> What the task asks
Write out each line from the data below that includes the word "Time".

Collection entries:

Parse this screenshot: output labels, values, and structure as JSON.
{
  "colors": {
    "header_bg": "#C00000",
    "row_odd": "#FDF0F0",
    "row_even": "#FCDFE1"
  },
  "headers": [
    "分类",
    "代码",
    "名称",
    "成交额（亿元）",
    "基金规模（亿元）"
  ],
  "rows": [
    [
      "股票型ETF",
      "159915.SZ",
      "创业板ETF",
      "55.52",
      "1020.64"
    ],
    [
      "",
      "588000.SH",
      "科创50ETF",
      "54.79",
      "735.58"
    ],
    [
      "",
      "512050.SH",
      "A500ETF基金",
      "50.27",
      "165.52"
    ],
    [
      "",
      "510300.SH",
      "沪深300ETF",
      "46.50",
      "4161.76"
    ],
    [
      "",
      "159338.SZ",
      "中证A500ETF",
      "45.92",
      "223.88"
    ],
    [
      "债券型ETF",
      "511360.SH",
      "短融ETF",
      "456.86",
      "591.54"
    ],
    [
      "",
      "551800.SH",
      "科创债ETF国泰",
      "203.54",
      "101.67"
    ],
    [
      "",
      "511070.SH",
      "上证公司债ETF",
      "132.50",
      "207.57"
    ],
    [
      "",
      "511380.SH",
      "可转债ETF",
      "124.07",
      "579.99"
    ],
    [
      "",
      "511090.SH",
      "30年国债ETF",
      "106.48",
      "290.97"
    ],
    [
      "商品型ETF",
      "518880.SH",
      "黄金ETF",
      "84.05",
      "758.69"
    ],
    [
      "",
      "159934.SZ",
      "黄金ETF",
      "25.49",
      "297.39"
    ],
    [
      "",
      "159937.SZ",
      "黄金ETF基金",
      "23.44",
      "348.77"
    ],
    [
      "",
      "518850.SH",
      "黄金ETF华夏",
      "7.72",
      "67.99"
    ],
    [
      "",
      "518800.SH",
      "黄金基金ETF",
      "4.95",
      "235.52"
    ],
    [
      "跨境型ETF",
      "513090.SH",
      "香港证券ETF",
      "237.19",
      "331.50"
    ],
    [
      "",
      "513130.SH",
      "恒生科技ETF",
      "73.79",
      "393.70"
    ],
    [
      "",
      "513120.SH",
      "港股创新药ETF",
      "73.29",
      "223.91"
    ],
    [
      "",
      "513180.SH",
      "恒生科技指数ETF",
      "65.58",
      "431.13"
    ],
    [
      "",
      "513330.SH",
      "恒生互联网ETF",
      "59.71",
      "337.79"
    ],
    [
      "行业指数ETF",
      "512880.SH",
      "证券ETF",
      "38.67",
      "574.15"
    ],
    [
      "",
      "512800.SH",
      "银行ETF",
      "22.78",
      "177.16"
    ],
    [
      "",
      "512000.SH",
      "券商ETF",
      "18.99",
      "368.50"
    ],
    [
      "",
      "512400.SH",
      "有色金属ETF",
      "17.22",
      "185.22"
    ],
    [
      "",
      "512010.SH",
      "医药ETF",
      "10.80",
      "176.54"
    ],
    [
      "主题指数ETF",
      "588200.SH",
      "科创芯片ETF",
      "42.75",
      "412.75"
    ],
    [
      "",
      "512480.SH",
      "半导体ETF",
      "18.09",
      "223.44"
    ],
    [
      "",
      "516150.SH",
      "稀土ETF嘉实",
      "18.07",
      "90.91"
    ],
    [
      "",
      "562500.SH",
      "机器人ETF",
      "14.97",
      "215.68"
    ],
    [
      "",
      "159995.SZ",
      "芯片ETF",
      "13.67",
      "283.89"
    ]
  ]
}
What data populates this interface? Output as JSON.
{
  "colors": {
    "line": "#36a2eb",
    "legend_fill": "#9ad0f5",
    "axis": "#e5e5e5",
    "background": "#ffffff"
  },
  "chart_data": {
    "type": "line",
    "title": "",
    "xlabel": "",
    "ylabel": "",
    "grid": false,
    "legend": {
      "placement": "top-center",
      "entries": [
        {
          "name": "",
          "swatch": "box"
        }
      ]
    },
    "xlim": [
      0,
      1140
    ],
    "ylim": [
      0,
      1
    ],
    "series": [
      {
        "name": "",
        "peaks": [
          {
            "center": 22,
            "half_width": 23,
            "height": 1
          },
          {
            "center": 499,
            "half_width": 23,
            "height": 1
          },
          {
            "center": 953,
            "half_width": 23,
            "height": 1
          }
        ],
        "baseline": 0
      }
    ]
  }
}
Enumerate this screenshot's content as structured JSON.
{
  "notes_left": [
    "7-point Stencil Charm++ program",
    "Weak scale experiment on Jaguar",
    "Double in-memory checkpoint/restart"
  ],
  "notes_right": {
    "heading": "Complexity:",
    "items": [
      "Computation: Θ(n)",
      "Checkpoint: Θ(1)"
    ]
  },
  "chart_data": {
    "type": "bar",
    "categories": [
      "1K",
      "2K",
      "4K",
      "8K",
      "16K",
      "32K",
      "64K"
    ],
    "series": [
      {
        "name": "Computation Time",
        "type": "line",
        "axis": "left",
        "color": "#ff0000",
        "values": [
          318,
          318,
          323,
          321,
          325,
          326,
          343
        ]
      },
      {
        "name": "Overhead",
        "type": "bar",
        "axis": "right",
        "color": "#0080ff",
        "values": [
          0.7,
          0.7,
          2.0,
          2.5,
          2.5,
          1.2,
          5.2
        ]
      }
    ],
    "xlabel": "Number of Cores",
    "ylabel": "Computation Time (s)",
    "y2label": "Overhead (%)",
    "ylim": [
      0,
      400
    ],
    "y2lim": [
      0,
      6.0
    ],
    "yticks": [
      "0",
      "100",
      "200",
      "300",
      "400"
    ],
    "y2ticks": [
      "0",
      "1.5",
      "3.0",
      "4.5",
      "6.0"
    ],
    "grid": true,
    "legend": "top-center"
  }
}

> Task result
        "name": "Computation Time",
    "ylabel": "Computation Time (s)",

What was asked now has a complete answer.